• Prompt:
Write out each line from the data below that includes the word "MESOSCALE".
━━━━━━━━━━
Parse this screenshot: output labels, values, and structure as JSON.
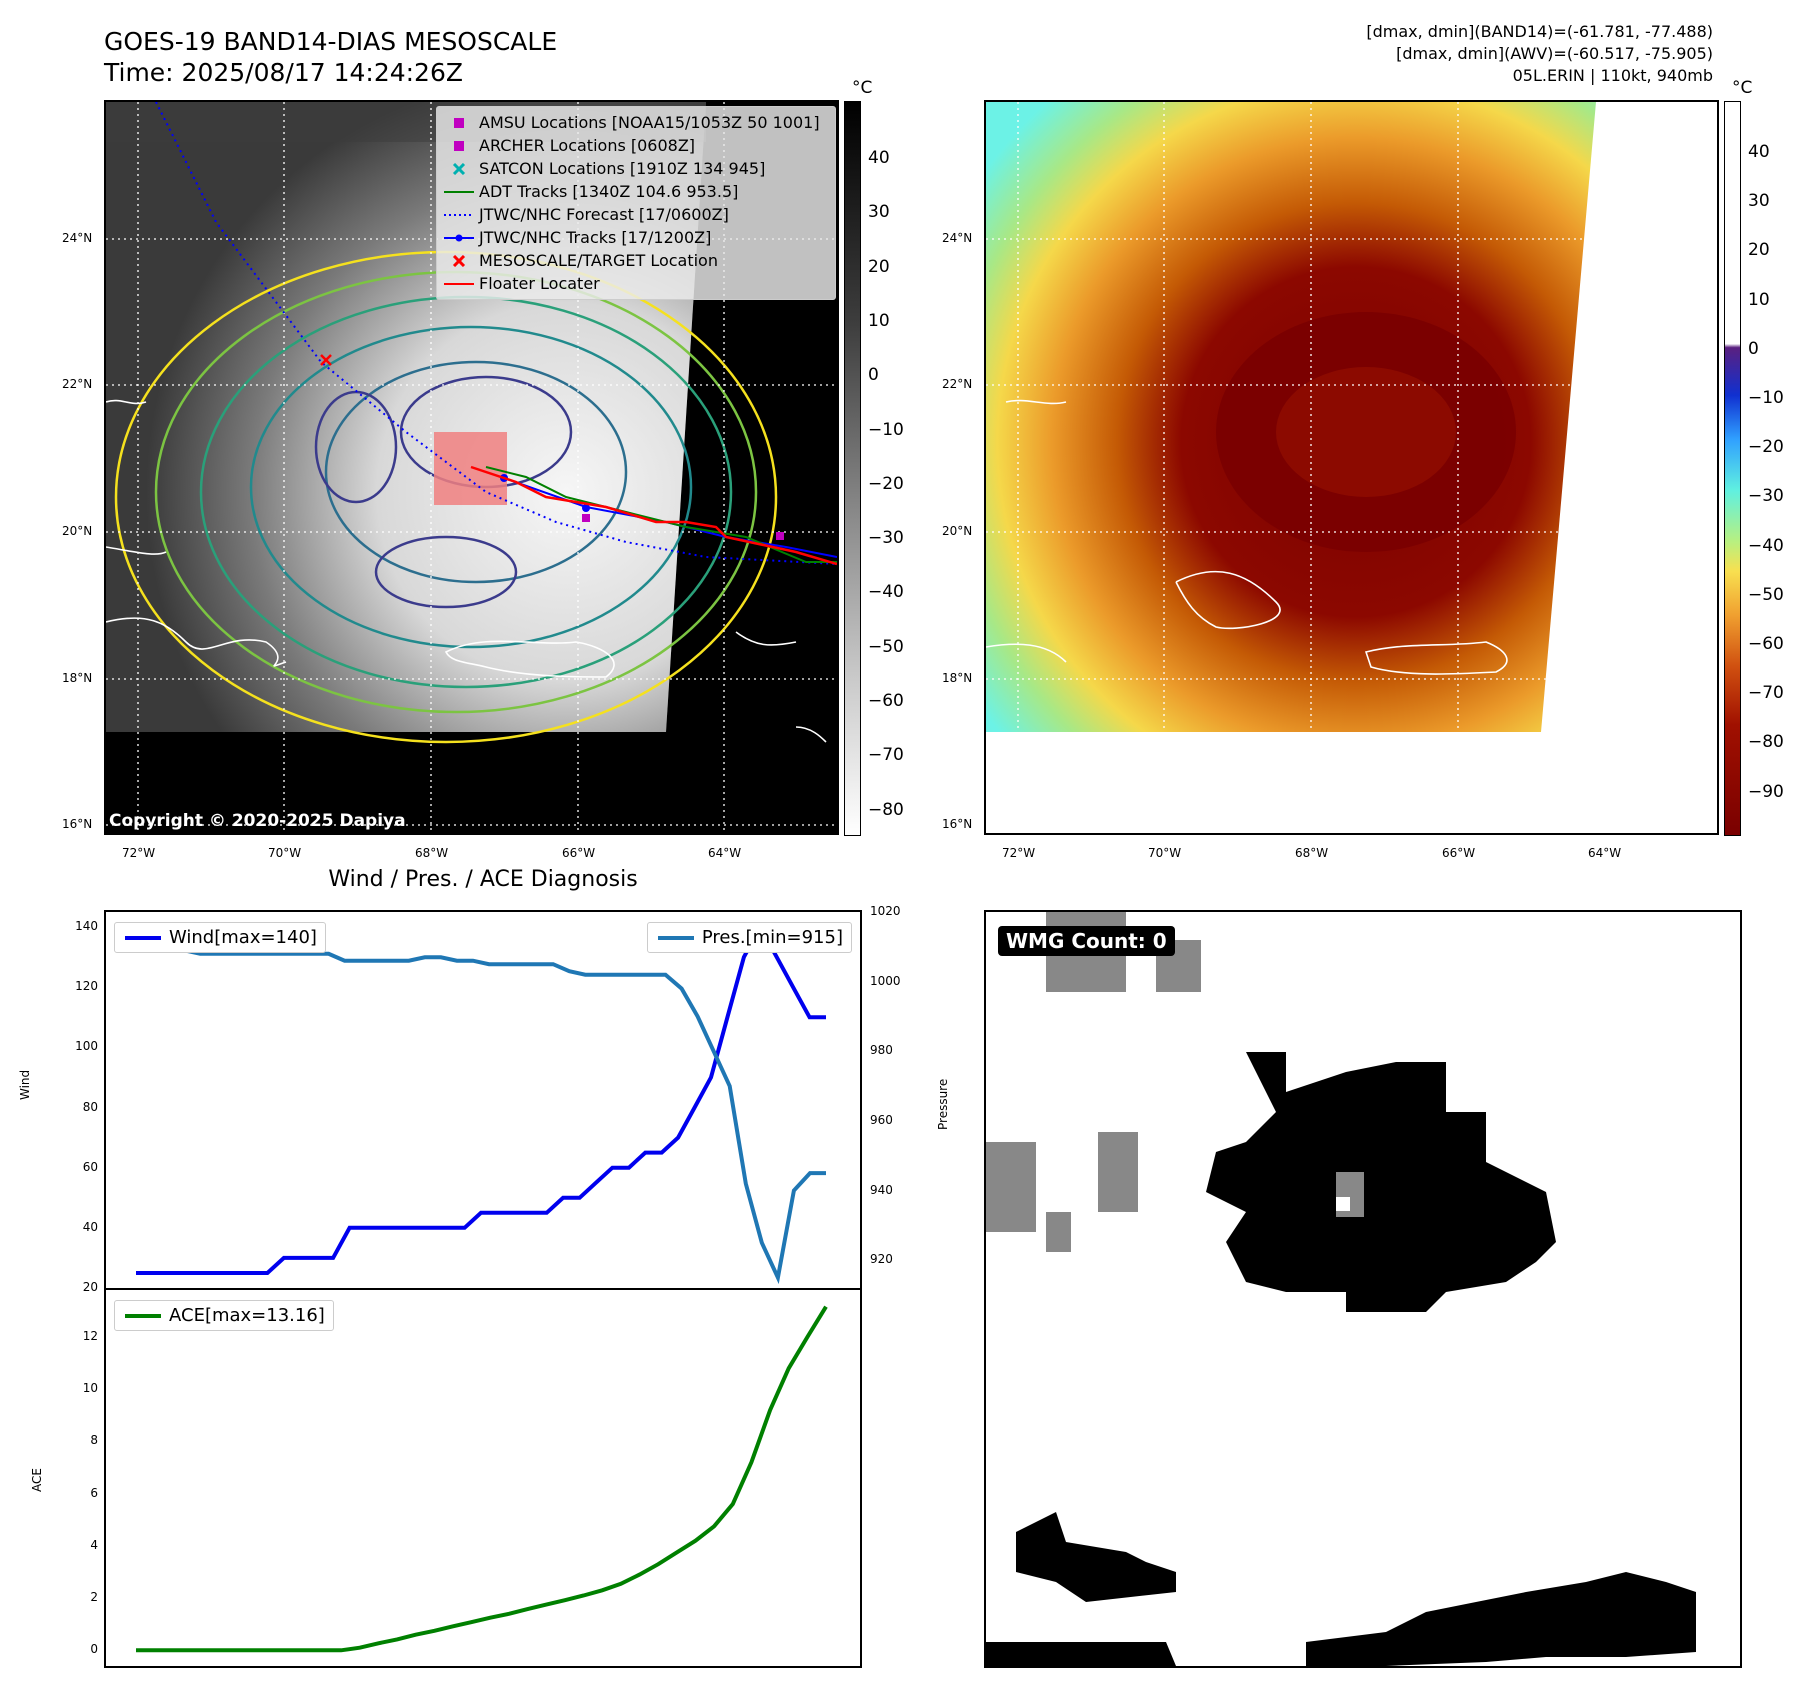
{
  "header": {
    "title_line1": "GOES-19 BAND14-DIAS MESOSCALE",
    "title_line2": "Time: 2025/08/17 14:24:26Z",
    "stats_line1": "[dmax, dmin](BAND14)=(-61.781, -77.488)",
    "stats_line2": "[dmax, dmin](AWV)=(-60.517, -75.905)",
    "stats_line3": "05L.ERIN | 110kt, 940mb"
  },
  "map": {
    "lat_labels": [
      "24°N",
      "22°N",
      "20°N",
      "18°N",
      "16°N"
    ],
    "lon_labels": [
      "72°W",
      "70°W",
      "68°W",
      "66°W",
      "64°W"
    ],
    "copyright": "Copyright © 2020-2025 Dapiya",
    "colorbar_unit": "°C",
    "left_colorbar_ticks": [
      "40",
      "30",
      "20",
      "10",
      "0",
      "−10",
      "−20",
      "−30",
      "−40",
      "−50",
      "−60",
      "−70",
      "−80"
    ],
    "right_colorbar_ticks": [
      "40",
      "30",
      "20",
      "10",
      "0",
      "−10",
      "−20",
      "−30",
      "−40",
      "−50",
      "−60",
      "−70",
      "−80",
      "−90"
    ],
    "legend": [
      {
        "label": "AMSU Locations [NOAA15/1053Z 50 1001]",
        "symbol": "square",
        "color": "#c000c0"
      },
      {
        "label": "ARCHER Locations [0608Z]",
        "symbol": "square",
        "color": "#c000c0"
      },
      {
        "label": "SATCON Locations [1910Z 134 945]",
        "symbol": "x",
        "color": "#00b0b0"
      },
      {
        "label": "ADT Tracks [1340Z 104.6 953.5]",
        "symbol": "line",
        "color": "#008000"
      },
      {
        "label": "JTWC/NHC Forecast [17/0600Z]",
        "symbol": "dotted",
        "color": "#0000ff"
      },
      {
        "label": "JTWC/NHC Tracks [17/1200Z]",
        "symbol": "line-dot",
        "color": "#0000ff"
      },
      {
        "label": "MESOSCALE/TARGET Location",
        "symbol": "x",
        "color": "#ff0000"
      },
      {
        "label": "Floater Locater",
        "symbol": "line",
        "color": "#ff0000"
      }
    ]
  },
  "diagnosis": {
    "title": "Wind / Pres. / ACE Diagnosis",
    "wind_ylabel": "Wind",
    "pres_ylabel": "Pressure",
    "ace_ylabel": "ACE",
    "wind_legend": "Wind[max=140]",
    "pres_legend": "Pres.[min=915]",
    "ace_legend": "ACE[max=13.16]",
    "wind_ticks": [
      "140",
      "120",
      "100",
      "80",
      "60",
      "40",
      "20"
    ],
    "pres_ticks": [
      "1020",
      "1000",
      "980",
      "960",
      "940",
      "920"
    ],
    "ace_ticks": [
      "12",
      "10",
      "8",
      "6",
      "4",
      "2",
      "0"
    ]
  },
  "wmg": {
    "label": "WMG Count: 0"
  },
  "chart_data": [
    {
      "type": "line",
      "title": "Wind / Pres. / ACE Diagnosis",
      "ylabel": "Wind",
      "ylim": [
        20,
        145
      ],
      "series": [
        {
          "name": "Wind[max=140]",
          "color": "#0000ee",
          "values": [
            25,
            25,
            25,
            25,
            25,
            25,
            25,
            25,
            25,
            30,
            30,
            30,
            30,
            40,
            40,
            40,
            40,
            40,
            40,
            40,
            40,
            45,
            45,
            45,
            45,
            45,
            50,
            50,
            55,
            60,
            60,
            65,
            65,
            70,
            80,
            90,
            110,
            130,
            140,
            130,
            120,
            110,
            110
          ]
        }
      ]
    },
    {
      "type": "line",
      "ylabel": "Pressure",
      "ylim": [
        912,
        1020
      ],
      "series": [
        {
          "name": "Pres.[min=915]",
          "color": "#1f77b4",
          "values": [
            1015,
            1015,
            1010,
            1009,
            1008,
            1008,
            1008,
            1008,
            1008,
            1008,
            1008,
            1008,
            1008,
            1006,
            1006,
            1006,
            1006,
            1006,
            1007,
            1007,
            1006,
            1006,
            1005,
            1005,
            1005,
            1005,
            1005,
            1003,
            1002,
            1002,
            1002,
            1002,
            1002,
            1002,
            998,
            990,
            980,
            970,
            942,
            925,
            915,
            940,
            945,
            945
          ]
        }
      ]
    },
    {
      "type": "line",
      "ylabel": "ACE",
      "ylim": [
        -0.6,
        13.8
      ],
      "series": [
        {
          "name": "ACE[max=13.16]",
          "color": "#008000",
          "values": [
            0,
            0,
            0,
            0,
            0,
            0,
            0,
            0,
            0,
            0,
            0,
            0,
            0.1,
            0.27,
            0.42,
            0.6,
            0.75,
            0.92,
            1.08,
            1.25,
            1.4,
            1.58,
            1.75,
            1.92,
            2.1,
            2.3,
            2.55,
            2.9,
            3.3,
            3.75,
            4.2,
            4.75,
            5.6,
            7.2,
            9.2,
            10.8,
            12.0,
            13.16
          ]
        }
      ]
    }
  ]
}
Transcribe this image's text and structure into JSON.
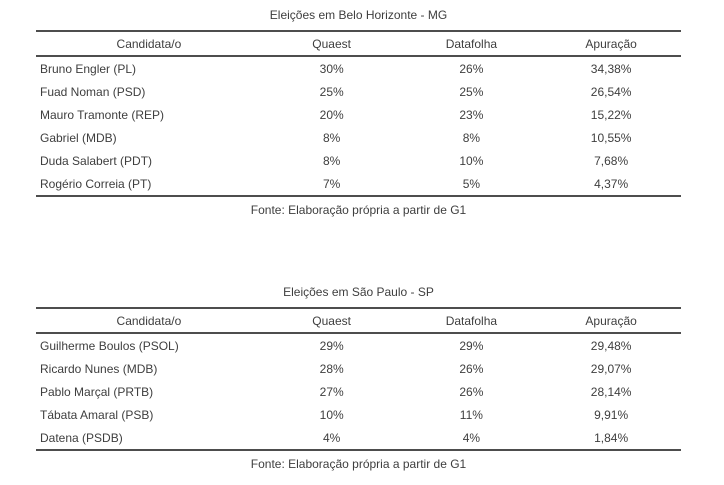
━━━━━━━━━━
• Answer to this exercise:
    "title_line1": "GOES-19 BAND14-DIAS MESOSCALE",
        "label": "MESOSCALE/TARGET Location",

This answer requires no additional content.